The task — All of the records below must be output exactly, with no pictures carried over.

Information provided —
══════════════════════════════
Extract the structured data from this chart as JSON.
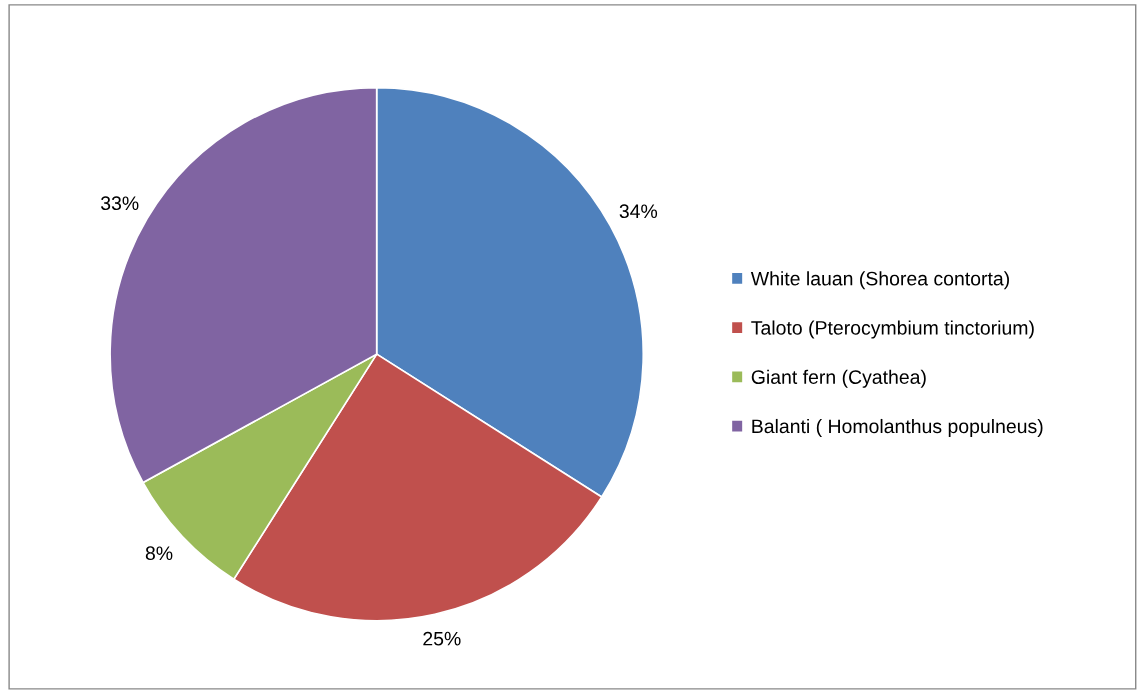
{
  "chart_data": {
    "type": "pie",
    "categories": [
      "White lauan (Shorea contorta)",
      "Taloto (Pterocymbium tinctorium)",
      "Giant fern (Cyathea)",
      "Balanti ( Homolanthus populneus)"
    ],
    "values": [
      34,
      25,
      8,
      33
    ],
    "colors": [
      "#4f81bd",
      "#c0504d",
      "#9bbb59",
      "#8064a2"
    ],
    "value_labels": [
      "34%",
      "25%",
      "8%",
      "33%"
    ],
    "legend": "right"
  }
}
══════════════════════════════
Problem solution —
Extract the structured data from this chart as JSON.
{
  "chart_data": {
    "type": "pie",
    "categories": [
      "White lauan (Shorea contorta)",
      "Taloto (Pterocymbium tinctorium)",
      "Giant fern (Cyathea)",
      "Balanti ( Homolanthus populneus)"
    ],
    "values": [
      34,
      25,
      8,
      33
    ],
    "colors": [
      "#4f81bd",
      "#c0504d",
      "#9bbb59",
      "#8064a2"
    ],
    "value_labels": [
      "34%",
      "25%",
      "8%",
      "33%"
    ],
    "legend": "right"
  }
}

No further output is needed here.